## Apply what you read
a - In the review of The Dropout, recast the paragraph beginning "In episode one, the drama seems to be on Holmes's side" as a short bulleted list that keeps its main facts.
b - According to the review of The Dropout, on which streaming service does the series appear?
c - Pick up the review of The Dropout after its final paragraph and continue writing it.

## Document section
☆ ☆ ☆ ☆

The Dropout, review: enthralling tale of the Silicon Valley guru who duped Joe Biden
The Dropout (Disney+) does something that feels positively radical these days: it tells a story straightforwardly and in chronological order. No ricocheting between time periods, no introduction to characters or storylines whose presence will remain baffling until episode seven. As a viewer this feels very calming.
The series shares some common ground with the recent Netflix drama Inventing Anna, because both are the true stories of women who constructed fake personas to dupe investors. The subject here is Elizabeth Holmes, the Silicon Valley CEO hailed as the world’s youngest self-made female billionaire, but whose tech company was based on tech that didn’t actually work. Joe Biden, Henry Kissinger and Bill Clinton were among the high-profile figures who supported Holmes's work.
If you have seen Inventing Anna, The Dropout initially seems flat by comparison; the Netflix offering is at times as giddily deranged as its protagonist, and the fun is in seeing the rich and stupid fall for her nonsense. But The Dropout slowly draws you in, because the stakes are so much higher and Holmes’s rise is enthralling.
In episode one, the drama seems to be on Holmes’s side. Played by Amanda Seyfried (of Mamma Mia! fame), we see her as a socially awkward but fiercely determined teen, focused on inventing a product that “mankind didn’t know it was possible to do”. Her desire to be rich is driven, in part, by witnessing her father’s devastation at losing his job with Enron. She later quits Stanford University - hence the show’s title - to set up Theranos, hoping to develop a revolutionary machine that could detect cancer, diabetes and a host of other conditions by testing one pinprick of blood.

☆ ☆ ☆ ☆

## Input data
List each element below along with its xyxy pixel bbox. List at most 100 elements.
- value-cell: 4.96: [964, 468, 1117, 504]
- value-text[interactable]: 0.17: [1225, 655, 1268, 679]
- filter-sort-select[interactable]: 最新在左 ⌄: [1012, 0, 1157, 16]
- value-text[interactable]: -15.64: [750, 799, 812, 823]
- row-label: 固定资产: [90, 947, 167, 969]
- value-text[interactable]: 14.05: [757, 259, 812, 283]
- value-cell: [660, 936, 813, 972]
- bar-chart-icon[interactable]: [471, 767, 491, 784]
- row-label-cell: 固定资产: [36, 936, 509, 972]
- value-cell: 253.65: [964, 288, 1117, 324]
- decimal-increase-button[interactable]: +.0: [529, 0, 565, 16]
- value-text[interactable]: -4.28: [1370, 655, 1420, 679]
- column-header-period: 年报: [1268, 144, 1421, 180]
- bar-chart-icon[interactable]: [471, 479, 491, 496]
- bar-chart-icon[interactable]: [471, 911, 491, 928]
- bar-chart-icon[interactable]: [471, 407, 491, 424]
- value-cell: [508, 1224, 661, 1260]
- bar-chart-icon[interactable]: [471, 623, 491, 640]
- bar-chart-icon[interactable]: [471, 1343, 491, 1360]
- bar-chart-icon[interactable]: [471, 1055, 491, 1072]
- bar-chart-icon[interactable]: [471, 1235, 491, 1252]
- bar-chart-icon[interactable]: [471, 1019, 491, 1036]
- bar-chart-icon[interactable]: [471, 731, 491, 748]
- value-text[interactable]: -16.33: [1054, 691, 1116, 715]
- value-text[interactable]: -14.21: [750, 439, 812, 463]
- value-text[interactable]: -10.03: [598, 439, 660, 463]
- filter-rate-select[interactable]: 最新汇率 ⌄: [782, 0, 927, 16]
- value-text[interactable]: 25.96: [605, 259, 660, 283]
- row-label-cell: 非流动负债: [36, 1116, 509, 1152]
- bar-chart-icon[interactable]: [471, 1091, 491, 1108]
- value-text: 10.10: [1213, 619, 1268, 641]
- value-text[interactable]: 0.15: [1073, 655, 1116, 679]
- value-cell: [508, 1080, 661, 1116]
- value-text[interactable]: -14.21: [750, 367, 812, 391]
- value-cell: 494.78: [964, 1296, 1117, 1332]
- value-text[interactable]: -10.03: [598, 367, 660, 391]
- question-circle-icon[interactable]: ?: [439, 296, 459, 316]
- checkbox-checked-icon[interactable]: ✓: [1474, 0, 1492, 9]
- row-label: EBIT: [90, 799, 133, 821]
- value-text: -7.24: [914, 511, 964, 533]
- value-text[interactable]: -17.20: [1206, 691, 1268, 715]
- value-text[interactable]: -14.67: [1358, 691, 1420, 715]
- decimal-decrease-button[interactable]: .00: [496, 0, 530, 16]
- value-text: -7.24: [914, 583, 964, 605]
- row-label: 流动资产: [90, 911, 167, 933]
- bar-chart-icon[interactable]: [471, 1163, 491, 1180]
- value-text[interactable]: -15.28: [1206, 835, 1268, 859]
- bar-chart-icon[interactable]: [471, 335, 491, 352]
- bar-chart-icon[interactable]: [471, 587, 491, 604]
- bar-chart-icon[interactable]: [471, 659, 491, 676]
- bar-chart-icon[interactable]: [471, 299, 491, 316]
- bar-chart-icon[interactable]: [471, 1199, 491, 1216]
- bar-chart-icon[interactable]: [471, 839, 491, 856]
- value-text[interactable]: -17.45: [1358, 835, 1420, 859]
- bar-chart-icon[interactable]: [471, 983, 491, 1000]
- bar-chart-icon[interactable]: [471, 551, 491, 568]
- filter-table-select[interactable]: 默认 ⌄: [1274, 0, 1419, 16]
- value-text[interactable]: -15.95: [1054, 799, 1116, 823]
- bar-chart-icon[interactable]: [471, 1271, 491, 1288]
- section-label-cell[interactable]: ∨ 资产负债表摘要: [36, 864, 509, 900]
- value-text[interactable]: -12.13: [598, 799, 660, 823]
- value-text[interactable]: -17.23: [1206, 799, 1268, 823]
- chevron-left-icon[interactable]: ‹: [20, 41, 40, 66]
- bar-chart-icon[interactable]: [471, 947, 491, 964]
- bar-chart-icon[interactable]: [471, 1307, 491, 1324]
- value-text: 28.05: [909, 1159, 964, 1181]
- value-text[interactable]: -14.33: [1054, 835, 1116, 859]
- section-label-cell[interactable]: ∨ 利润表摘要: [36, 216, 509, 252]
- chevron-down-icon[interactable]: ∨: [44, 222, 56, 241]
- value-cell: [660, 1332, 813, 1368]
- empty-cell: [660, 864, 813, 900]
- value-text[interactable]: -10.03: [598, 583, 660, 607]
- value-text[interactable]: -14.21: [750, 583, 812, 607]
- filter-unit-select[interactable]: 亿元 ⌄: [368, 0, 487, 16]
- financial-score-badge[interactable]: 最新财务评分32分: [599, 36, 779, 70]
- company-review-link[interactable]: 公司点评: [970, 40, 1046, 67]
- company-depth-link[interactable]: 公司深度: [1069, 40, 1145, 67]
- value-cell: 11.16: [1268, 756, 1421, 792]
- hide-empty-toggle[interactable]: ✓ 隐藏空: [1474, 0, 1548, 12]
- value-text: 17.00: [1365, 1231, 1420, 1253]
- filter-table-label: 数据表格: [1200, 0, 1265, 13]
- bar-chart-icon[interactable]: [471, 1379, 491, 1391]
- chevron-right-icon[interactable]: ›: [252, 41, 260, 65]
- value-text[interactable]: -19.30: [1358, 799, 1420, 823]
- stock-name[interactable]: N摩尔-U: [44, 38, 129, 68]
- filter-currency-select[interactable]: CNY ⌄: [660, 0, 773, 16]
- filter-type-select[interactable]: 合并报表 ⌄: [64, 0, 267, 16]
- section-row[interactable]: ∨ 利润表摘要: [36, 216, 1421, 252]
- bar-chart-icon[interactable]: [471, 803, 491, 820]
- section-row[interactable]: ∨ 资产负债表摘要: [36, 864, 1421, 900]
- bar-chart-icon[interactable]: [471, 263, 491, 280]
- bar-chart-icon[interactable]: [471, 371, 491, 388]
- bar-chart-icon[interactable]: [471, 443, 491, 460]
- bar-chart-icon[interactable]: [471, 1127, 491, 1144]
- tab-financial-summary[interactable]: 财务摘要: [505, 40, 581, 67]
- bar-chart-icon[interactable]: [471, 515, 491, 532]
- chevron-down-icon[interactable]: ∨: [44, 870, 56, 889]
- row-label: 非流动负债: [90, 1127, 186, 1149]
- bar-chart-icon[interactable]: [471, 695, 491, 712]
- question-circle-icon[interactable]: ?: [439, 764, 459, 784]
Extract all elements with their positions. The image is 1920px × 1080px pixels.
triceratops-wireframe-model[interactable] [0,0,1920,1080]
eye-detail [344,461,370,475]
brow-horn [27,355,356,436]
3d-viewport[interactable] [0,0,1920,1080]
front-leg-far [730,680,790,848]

☆ ☆ ☆ ☆

## Exercise results
a -
- Episode one appears to take Holmes's side.
- Amanda Seyfried, known for Mamma Mia!, plays Holmes.
- Holmes first appears as a socially awkward but fiercely determined teen who wants to invent something groundbreaking.
- Her wish to be rich comes partly from seeing her father devastated when he lost his job with Enron.
- She quits Stanford University, which gives the show its title, and sets up Theranos.
- Theranos aims to build a machine that could detect cancer, diabetes and other conditions from a single pinprick of blood.

b - Disney+.

c -
According to the show, she set out with good intentions but began lying out of desperation when the technology failed. As the episodes go by, she becomes more ruthless and the lies stack up. Seyfried conveys the character’s saucer-eyed oddness. “I don’t feel things the way other people feel things,” she tells her boyfriend, Ramesh “Sunny” Balwani (Naveen Andrews), although it’s unclear if the show is suggesting some sort of personality disorder.
It was the little details about Holmes that people found so fascinating: maintaining a fake voice an octave lower than her own; dressing all in black to ape her idol, Steve Jobs. We see Holmes practising both of these things, constructing a persona which she thinks will help her to be taken seriously. And, as history shows, it worked.
There is an excellent supporting cast here of Theranos employees, either deeply uneasy about the fakery or unaware of it: notable are James Hiroyuki Liao as engineer Edmond Ku and Stephen Fry as Ian Gibbons, a British scientist whose fundamental decency is at odds with Holmes’s methods.